Saved data entries

━━━

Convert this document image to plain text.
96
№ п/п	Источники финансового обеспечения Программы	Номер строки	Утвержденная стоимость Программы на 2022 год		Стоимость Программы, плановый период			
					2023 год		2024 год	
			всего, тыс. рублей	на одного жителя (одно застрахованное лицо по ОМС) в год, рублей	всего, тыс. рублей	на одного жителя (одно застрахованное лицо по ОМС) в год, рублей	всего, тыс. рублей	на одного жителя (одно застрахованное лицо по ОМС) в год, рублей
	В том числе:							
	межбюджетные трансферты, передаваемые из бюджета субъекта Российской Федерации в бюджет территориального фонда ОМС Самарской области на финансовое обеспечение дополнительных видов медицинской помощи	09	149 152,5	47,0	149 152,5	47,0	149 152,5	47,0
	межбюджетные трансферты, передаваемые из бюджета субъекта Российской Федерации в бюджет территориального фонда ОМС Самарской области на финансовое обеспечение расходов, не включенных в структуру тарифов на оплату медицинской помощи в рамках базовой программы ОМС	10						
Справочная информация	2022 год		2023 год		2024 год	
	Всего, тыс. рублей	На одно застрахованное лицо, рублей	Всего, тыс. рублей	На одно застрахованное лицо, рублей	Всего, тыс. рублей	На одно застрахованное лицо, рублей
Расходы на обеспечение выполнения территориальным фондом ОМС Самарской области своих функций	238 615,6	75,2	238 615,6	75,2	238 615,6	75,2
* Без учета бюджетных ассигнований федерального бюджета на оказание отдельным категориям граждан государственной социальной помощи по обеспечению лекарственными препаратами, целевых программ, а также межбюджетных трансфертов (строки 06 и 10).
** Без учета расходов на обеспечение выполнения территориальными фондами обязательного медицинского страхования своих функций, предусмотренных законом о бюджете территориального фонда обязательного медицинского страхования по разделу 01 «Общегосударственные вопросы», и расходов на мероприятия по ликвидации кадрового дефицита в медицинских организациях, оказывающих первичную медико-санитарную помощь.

━━━

OBJECTIVE: Identify which lines contain the word "медицинской" and copy each one.

RESPONSE:
	межбюджетные трансферты, передаваемые из бюджета субъекта Российской Федерации в бюджет территориального фонда ОМС Самарской области на финансовое обеспечение дополнительных видов медицинской помощи	09	149 152,5	47,0	149 152,5	47,0	149 152,5	47,0
	межбюджетные трансферты, передаваемые из бюджета субъекта Российской Федерации в бюджет территориального фонда ОМС Самарской области на финансовое обеспечение расходов, не включенных в структуру тарифов на оплату медицинской помощи в рамках базовой программы ОМС	10						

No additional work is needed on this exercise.